┏━━

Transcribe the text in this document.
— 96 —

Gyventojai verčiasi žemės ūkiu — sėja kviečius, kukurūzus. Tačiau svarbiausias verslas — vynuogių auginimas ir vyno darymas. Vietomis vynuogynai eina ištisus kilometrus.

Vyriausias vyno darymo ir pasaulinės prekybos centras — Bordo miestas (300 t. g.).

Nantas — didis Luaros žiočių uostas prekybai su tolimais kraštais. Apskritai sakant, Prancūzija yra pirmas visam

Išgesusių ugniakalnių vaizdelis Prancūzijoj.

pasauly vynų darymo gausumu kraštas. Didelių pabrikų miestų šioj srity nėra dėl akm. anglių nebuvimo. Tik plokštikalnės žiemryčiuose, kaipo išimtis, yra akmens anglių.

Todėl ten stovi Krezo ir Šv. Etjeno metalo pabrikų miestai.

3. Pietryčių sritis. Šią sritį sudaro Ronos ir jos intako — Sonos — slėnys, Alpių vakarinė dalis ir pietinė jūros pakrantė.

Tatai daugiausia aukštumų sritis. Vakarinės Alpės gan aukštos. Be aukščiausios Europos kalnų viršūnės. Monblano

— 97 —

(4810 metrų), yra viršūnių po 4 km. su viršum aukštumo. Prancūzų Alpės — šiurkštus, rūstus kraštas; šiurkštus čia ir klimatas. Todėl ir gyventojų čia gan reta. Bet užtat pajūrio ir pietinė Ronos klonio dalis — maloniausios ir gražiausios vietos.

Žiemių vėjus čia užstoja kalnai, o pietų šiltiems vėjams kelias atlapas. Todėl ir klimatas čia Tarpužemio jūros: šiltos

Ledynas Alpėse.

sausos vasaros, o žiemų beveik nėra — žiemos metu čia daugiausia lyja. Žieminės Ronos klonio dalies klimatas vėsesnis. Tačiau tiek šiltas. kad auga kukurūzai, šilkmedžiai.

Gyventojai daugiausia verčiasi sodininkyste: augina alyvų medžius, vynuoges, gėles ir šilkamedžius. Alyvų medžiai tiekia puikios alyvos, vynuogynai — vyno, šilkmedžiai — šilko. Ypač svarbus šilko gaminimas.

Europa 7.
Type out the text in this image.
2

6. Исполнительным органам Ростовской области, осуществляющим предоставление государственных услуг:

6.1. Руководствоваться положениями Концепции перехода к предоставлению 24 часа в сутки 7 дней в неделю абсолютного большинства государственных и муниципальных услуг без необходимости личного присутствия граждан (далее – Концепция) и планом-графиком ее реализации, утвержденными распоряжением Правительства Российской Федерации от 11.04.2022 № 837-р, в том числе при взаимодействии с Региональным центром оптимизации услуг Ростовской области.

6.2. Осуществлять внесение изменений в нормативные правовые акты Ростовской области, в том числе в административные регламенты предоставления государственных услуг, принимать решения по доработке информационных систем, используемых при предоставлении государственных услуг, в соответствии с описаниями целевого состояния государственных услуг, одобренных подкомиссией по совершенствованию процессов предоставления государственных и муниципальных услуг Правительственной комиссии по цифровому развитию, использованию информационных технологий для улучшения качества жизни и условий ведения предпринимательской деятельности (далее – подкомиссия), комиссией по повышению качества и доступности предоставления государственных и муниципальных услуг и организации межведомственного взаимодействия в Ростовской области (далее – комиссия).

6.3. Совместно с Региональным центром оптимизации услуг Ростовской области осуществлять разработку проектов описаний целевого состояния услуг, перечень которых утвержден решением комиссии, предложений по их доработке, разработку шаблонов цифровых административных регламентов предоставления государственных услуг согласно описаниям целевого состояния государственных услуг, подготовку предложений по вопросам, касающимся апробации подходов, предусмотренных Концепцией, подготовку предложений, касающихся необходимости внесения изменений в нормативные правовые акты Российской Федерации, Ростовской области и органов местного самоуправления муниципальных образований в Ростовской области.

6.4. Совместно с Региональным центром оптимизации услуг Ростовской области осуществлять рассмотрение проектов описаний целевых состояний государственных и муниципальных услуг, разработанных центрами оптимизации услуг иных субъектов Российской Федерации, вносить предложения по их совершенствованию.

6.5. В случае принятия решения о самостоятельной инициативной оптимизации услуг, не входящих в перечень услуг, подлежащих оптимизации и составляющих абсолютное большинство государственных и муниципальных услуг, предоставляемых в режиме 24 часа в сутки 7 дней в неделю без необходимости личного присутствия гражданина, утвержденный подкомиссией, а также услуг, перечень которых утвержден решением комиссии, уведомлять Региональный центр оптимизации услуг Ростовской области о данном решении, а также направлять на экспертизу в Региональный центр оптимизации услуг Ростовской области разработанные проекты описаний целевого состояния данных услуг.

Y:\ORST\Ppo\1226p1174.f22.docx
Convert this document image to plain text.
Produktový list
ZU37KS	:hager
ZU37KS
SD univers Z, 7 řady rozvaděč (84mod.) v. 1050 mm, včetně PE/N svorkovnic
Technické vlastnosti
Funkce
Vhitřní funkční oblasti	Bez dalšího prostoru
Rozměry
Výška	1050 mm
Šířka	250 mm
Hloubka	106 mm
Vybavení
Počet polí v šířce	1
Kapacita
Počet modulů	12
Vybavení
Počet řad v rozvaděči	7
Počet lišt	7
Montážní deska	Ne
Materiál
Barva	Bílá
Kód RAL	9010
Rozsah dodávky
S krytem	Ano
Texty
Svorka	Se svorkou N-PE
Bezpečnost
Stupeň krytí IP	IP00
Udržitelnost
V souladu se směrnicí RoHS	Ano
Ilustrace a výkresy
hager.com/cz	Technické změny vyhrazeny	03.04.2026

┗━━

Among the entries above, how many lines hold the word "Todėl"? Reply with only that number.

3